SET TASK: State how many lines of the entries hold the string "management". Reply with the number alone.

Data entries:
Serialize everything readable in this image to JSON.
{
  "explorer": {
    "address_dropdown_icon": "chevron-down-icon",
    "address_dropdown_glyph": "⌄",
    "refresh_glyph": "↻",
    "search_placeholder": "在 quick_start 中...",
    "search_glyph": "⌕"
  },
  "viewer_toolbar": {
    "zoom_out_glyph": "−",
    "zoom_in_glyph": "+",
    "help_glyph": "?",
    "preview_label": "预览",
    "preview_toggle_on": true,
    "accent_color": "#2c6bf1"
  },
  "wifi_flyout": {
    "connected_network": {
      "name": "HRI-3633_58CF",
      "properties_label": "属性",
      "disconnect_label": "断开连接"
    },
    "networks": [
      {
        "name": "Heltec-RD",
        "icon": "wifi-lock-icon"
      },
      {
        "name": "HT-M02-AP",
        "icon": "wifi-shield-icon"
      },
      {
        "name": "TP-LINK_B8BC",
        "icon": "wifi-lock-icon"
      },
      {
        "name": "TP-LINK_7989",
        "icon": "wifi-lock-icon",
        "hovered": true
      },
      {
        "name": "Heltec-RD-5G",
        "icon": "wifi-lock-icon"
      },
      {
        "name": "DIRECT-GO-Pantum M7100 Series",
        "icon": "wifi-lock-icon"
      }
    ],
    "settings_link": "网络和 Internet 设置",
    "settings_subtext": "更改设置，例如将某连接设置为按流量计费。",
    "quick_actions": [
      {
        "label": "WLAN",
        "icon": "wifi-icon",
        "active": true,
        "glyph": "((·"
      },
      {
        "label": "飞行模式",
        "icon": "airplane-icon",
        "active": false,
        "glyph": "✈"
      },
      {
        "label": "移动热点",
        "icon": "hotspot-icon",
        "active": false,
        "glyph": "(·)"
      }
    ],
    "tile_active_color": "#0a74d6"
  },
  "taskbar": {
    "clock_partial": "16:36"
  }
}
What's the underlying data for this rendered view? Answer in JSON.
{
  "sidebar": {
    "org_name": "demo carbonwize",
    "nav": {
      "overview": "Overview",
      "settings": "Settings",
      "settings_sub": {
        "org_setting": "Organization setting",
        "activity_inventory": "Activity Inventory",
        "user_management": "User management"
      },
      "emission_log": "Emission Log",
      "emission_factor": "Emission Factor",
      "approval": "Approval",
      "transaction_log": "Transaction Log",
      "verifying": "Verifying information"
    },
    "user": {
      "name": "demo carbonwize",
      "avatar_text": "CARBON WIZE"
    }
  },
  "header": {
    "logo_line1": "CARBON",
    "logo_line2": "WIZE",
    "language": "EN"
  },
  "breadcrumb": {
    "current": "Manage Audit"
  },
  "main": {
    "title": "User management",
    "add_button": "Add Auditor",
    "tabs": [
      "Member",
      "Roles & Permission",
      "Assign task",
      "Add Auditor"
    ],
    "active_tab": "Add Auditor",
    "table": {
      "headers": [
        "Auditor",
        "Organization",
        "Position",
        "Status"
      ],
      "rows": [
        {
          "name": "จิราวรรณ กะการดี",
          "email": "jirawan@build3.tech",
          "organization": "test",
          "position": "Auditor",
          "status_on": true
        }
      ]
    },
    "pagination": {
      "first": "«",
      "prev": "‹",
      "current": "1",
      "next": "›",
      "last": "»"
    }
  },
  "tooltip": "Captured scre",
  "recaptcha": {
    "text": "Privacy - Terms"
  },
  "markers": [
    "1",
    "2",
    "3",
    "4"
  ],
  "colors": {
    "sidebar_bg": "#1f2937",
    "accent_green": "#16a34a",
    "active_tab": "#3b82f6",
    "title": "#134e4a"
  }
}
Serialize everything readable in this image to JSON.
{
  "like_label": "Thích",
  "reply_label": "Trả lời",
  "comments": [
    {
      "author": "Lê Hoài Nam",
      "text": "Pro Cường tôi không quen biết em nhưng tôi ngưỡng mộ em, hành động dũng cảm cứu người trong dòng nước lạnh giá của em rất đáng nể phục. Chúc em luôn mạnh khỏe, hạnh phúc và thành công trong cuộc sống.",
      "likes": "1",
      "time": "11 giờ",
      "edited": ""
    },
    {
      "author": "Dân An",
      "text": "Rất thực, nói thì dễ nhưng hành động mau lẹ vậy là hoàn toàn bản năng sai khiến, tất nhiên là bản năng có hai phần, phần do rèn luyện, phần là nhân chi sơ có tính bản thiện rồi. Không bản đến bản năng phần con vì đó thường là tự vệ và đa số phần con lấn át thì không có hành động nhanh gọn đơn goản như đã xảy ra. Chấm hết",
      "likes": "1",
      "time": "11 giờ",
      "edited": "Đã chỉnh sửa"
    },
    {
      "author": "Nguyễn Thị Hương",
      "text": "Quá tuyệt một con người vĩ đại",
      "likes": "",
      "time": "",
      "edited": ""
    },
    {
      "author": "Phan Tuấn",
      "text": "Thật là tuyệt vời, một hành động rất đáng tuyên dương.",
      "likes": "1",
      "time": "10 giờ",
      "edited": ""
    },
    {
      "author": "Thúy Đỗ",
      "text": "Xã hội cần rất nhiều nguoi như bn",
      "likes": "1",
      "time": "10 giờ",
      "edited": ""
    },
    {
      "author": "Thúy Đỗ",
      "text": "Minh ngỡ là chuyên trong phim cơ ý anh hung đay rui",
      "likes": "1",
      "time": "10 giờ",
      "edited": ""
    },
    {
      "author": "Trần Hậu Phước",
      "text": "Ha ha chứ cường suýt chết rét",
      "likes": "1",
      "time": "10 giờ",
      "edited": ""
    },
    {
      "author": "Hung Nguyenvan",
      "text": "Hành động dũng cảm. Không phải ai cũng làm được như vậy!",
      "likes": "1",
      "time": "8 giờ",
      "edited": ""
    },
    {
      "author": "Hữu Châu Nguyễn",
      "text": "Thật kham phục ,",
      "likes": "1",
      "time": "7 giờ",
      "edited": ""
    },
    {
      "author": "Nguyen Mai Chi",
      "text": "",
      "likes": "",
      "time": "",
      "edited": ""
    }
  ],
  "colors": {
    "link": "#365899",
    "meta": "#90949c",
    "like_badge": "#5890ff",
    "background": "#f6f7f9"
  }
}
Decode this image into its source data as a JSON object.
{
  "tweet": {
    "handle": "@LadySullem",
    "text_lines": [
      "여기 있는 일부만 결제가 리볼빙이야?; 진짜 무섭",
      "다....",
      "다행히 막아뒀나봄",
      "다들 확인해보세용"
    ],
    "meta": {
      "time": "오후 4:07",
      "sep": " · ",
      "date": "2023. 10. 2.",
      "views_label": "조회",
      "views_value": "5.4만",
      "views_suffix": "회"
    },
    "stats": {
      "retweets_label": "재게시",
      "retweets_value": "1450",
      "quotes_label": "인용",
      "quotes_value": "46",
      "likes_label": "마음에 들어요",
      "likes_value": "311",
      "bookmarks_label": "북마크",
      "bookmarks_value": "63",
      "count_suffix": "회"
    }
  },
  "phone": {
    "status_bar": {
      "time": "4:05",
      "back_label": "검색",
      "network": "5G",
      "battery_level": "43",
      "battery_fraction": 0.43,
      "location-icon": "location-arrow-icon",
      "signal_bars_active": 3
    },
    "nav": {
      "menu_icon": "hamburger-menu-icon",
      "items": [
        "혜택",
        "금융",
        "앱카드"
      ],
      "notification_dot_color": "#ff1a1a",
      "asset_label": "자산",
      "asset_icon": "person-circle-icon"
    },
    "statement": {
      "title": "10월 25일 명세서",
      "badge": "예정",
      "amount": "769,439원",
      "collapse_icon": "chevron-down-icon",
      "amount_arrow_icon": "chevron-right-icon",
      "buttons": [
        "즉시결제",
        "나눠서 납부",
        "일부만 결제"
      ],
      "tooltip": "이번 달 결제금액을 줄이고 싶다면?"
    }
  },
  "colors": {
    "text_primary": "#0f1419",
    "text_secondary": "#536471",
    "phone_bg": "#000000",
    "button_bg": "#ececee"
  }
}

FINISHED EXERCISE: 2